### What is needed:
Provide the records once more, identical to the original.

Collected data:
__________________________________________________
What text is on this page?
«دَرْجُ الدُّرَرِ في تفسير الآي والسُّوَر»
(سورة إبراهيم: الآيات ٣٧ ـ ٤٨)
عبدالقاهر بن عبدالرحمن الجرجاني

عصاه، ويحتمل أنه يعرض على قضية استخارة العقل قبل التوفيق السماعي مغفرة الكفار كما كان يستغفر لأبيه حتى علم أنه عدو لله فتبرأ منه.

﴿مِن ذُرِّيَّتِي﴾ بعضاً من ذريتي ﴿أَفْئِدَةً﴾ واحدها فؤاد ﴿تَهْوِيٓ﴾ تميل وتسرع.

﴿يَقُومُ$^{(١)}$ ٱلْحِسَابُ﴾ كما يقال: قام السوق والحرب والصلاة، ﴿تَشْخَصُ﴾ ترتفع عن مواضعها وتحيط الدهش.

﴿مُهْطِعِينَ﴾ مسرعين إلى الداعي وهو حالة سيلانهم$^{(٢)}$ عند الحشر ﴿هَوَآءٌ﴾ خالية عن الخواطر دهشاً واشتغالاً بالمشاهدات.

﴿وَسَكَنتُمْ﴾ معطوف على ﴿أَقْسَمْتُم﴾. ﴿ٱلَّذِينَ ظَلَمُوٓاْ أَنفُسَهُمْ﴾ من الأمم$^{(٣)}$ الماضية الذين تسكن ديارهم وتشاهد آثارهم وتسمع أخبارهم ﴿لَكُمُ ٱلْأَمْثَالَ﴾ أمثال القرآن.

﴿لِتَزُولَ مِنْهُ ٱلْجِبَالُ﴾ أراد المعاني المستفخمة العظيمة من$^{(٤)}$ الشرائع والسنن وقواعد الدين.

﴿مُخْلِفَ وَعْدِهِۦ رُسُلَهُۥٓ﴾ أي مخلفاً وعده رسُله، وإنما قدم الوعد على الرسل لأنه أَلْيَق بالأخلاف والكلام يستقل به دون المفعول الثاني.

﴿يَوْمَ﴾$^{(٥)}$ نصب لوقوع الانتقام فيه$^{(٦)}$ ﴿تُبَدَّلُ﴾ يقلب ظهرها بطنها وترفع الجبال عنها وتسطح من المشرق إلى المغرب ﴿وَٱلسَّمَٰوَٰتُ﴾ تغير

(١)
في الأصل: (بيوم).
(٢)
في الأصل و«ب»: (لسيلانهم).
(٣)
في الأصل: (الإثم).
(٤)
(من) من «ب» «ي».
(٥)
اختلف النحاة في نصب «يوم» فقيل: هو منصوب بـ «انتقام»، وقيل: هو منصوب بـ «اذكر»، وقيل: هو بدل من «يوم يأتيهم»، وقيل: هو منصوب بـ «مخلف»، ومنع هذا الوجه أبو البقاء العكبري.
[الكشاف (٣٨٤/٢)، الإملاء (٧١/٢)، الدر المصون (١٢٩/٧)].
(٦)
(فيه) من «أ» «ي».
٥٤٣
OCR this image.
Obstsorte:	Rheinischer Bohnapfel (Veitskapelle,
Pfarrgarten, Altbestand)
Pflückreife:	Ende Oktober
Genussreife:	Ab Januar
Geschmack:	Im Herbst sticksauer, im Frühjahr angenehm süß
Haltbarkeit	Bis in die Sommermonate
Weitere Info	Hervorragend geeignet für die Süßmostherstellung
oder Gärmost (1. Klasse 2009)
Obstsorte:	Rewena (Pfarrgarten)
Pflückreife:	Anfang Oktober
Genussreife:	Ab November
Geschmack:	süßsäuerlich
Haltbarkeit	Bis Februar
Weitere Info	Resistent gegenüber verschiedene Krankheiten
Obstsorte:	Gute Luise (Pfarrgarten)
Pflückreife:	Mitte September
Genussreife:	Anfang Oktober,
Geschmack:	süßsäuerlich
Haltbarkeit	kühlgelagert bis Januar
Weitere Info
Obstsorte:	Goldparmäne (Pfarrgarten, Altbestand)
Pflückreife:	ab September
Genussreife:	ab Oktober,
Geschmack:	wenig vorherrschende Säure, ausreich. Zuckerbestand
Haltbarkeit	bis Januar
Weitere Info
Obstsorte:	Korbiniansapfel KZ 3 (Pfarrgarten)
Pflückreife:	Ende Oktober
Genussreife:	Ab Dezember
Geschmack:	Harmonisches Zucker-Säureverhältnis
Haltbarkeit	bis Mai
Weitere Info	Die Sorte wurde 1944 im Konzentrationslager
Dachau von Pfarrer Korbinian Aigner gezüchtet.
__________________________________________________
### Task solution:
What text is on this page?
«دَرْجُ الدُّرَرِ في تفسير الآي والسُّوَر»
(سورة إبراهيم: الآيات ٣٧ ـ ٤٨)
عبدالقاهر بن عبدالرحمن الجرجاني

عصاه، ويحتمل أنه يعرض على قضية استخارة العقل قبل التوفيق السماعي مغفرة الكفار كما كان يستغفر لأبيه حتى علم أنه عدو لله فتبرأ منه.

﴿مِن ذُرِّيَّتِي﴾ بعضاً من ذريتي ﴿أَفْئِدَةً﴾ واحدها فؤاد ﴿تَهْوِيٓ﴾ تميل وتسرع.

﴿يَقُومُ$^{(١)}$ ٱلْحِسَابُ﴾ كما يقال: قام السوق والحرب والصلاة، ﴿تَشْخَصُ﴾ ترتفع عن مواضعها وتحيط الدهش.

﴿مُهْطِعِينَ﴾ مسرعين إلى الداعي وهو حالة سيلانهم$^{(٢)}$ عند الحشر ﴿هَوَآءٌ﴾ خالية عن الخواطر دهشاً واشتغالاً بالمشاهدات.

﴿وَسَكَنتُمْ﴾ معطوف على ﴿أَقْسَمْتُم﴾. ﴿ٱلَّذِينَ ظَلَمُوٓاْ أَنفُسَهُمْ﴾ من الأمم$^{(٣)}$ الماضية الذين تسكن ديارهم وتشاهد آثارهم وتسمع أخبارهم ﴿لَكُمُ ٱلْأَمْثَالَ﴾ أمثال القرآن.

﴿لِتَزُولَ مِنْهُ ٱلْجِبَالُ﴾ أراد المعاني المستفخمة العظيمة من$^{(٤)}$ الشرائع والسنن وقواعد الدين.

﴿مُخْلِفَ وَعْدِهِۦ رُسُلَهُۥٓ﴾ أي مخلفاً وعده رسُله، وإنما قدم الوعد على الرسل لأنه أَلْيَق بالأخلاف والكلام يستقل به دون المفعول الثاني.

﴿يَوْمَ﴾$^{(٥)}$ نصب لوقوع الانتقام فيه$^{(٦)}$ ﴿تُبَدَّلُ﴾ يقلب ظهرها بطنها وترفع الجبال عنها وتسطح من المشرق إلى المغرب ﴿وَٱلسَّمَٰوَٰتُ﴾ تغير

(١)
في الأصل: (بيوم).
(٢)
في الأصل و«ب»: (لسيلانهم).
(٣)
في الأصل: (الإثم).
(٤)
(من) من «ب» «ي».
(٥)
اختلف النحاة في نصب «يوم» فقيل: هو منصوب بـ «انتقام»، وقيل: هو منصوب بـ «اذكر»، وقيل: هو بدل من «يوم يأتيهم»، وقيل: هو منصوب بـ «مخلف»، ومنع هذا الوجه أبو البقاء العكبري.
[الكشاف (٣٨٤/٢)، الإملاء (٧١/٢)، الدر المصون (١٢٩/٧)].
(٦)
(فيه) من «أ» «ي».
٥٤٣
OCR this image.
Obstsorte:	Rheinischer Bohnapfel (Veitskapelle,
Pfarrgarten, Altbestand)
Pflückreife:	Ende Oktober
Genussreife:	Ab Januar
Geschmack:	Im Herbst sticksauer, im Frühjahr angenehm süß
Haltbarkeit	Bis in die Sommermonate
Weitere Info	Hervorragend geeignet für die Süßmostherstellung
oder Gärmost (1. Klasse 2009)
Obstsorte:	Rewena (Pfarrgarten)
Pflückreife:	Anfang Oktober
Genussreife:	Ab November
Geschmack:	süßsäuerlich
Haltbarkeit	Bis Februar
Weitere Info	Resistent gegenüber verschiedene Krankheiten
Obstsorte:	Gute Luise (Pfarrgarten)
Pflückreife:	Mitte September
Genussreife:	Anfang Oktober,
Geschmack:	süßsäuerlich
Haltbarkeit	kühlgelagert bis Januar
Weitere Info
Obstsorte:	Goldparmäne (Pfarrgarten, Altbestand)
Pflückreife:	ab September
Genussreife:	ab Oktober,
Geschmack:	wenig vorherrschende Säure, ausreich. Zuckerbestand
Haltbarkeit	bis Januar
Weitere Info
Obstsorte:	Korbiniansapfel KZ 3 (Pfarrgarten)
Pflückreife:	Ende Oktober
Genussreife:	Ab Dezember
Geschmack:	Harmonisches Zucker-Säureverhältnis
Haltbarkeit	bis Mai
Weitere Info	Die Sorte wurde 1944 im Konzentrationslager
Dachau von Pfarrer Korbinian Aigner gezüchtet.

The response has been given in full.